(Exercise objective): Transcribe the following material line for line, reproducing every character without alteration.

(Task material):
========

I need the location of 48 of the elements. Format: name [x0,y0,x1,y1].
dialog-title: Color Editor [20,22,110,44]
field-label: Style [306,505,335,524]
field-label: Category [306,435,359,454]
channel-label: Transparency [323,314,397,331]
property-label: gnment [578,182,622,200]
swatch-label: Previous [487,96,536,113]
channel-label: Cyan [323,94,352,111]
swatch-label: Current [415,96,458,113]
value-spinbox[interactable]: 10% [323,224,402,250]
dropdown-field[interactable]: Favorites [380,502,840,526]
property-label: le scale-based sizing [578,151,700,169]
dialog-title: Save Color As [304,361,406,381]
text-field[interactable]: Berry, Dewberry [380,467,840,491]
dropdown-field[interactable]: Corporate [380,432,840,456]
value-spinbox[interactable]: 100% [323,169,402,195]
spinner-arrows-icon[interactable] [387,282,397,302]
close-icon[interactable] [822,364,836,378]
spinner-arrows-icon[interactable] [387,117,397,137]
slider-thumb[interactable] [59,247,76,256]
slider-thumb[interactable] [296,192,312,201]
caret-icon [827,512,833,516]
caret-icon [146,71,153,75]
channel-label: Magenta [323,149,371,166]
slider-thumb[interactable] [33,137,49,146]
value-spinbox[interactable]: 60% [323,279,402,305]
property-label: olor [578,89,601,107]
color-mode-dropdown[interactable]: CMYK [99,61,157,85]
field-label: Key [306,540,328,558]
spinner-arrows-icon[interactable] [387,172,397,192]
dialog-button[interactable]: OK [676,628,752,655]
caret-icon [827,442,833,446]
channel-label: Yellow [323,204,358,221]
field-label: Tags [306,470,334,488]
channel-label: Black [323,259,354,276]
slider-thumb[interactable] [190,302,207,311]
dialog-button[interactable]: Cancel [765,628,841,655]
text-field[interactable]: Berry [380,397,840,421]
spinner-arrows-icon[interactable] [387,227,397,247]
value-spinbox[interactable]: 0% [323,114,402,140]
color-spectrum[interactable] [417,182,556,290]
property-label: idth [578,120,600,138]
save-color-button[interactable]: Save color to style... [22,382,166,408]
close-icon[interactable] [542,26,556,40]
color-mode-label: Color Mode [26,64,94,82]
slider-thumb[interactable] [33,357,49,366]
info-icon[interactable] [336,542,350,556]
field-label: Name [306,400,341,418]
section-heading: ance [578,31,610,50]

========

(Answer to the task):
I need the location of 48 of the elements. Format: name [x0,y0,x1,y1].
dialog-title: Color Editor [20,22,110,44]
field-label: Style [306,505,335,524]
field-label: Category [306,435,359,454]
channel-label: Transparency [323,314,397,331]
property-label: gnment [578,182,622,200]
swatch-label: Previous [487,96,536,113]
channel-label: Cyan [323,94,352,111]
swatch-label: Current [415,96,458,113]
value-spinbox[interactable]: 10% [323,224,402,250]
dropdown-field[interactable]: Favorites [380,502,840,526]
property-label: le scale-based sizing [578,151,700,169]
dialog-title: Save Color As [304,361,406,381]
text-field[interactable]: Berry, Dewberry [380,467,840,491]
dropdown-field[interactable]: Corporate [380,432,840,456]
value-spinbox[interactable]: 100% [323,169,402,195]
spinner-arrows-icon[interactable] [387,282,397,302]
close-icon[interactable] [822,364,836,378]
spinner-arrows-icon[interactable] [387,117,397,137]
slider-thumb[interactable] [59,247,76,256]
slider-thumb[interactable] [296,192,312,201]
caret-icon [827,512,833,516]
caret-icon [146,71,153,75]
channel-label: Magenta [323,149,371,166]
slider-thumb[interactable] [33,137,49,146]
value-spinbox[interactable]: 60% [323,279,402,305]
property-label: olor [578,89,601,107]
color-mode-dropdown[interactable]: CMYK [99,61,157,85]
field-label: Key [306,540,328,558]
spinner-arrows-icon[interactable] [387,172,397,192]
dialog-button[interactable]: OK [676,628,752,655]
caret-icon [827,442,833,446]
channel-label: Yellow [323,204,358,221]
field-label: Tags [306,470,334,488]
channel-label: Black [323,259,354,276]
slider-thumb[interactable] [190,302,207,311]
dialog-button[interactable]: Cancel [765,628,841,655]
text-field[interactable]: Berry [380,397,840,421]
spinner-arrows-icon[interactable] [387,227,397,247]
value-spinbox[interactable]: 0% [323,114,402,140]
color-spectrum[interactable] [417,182,556,290]
property-label: idth [578,120,600,138]
save-color-button[interactable]: Save color to style... [22,382,166,408]
close-icon[interactable] [542,26,556,40]
color-mode-label: Color Mode [26,64,94,82]
slider-thumb[interactable] [33,357,49,366]
info-icon[interactable] [336,542,350,556]
field-label: Name [306,400,341,418]
section-heading: ance [578,31,610,50]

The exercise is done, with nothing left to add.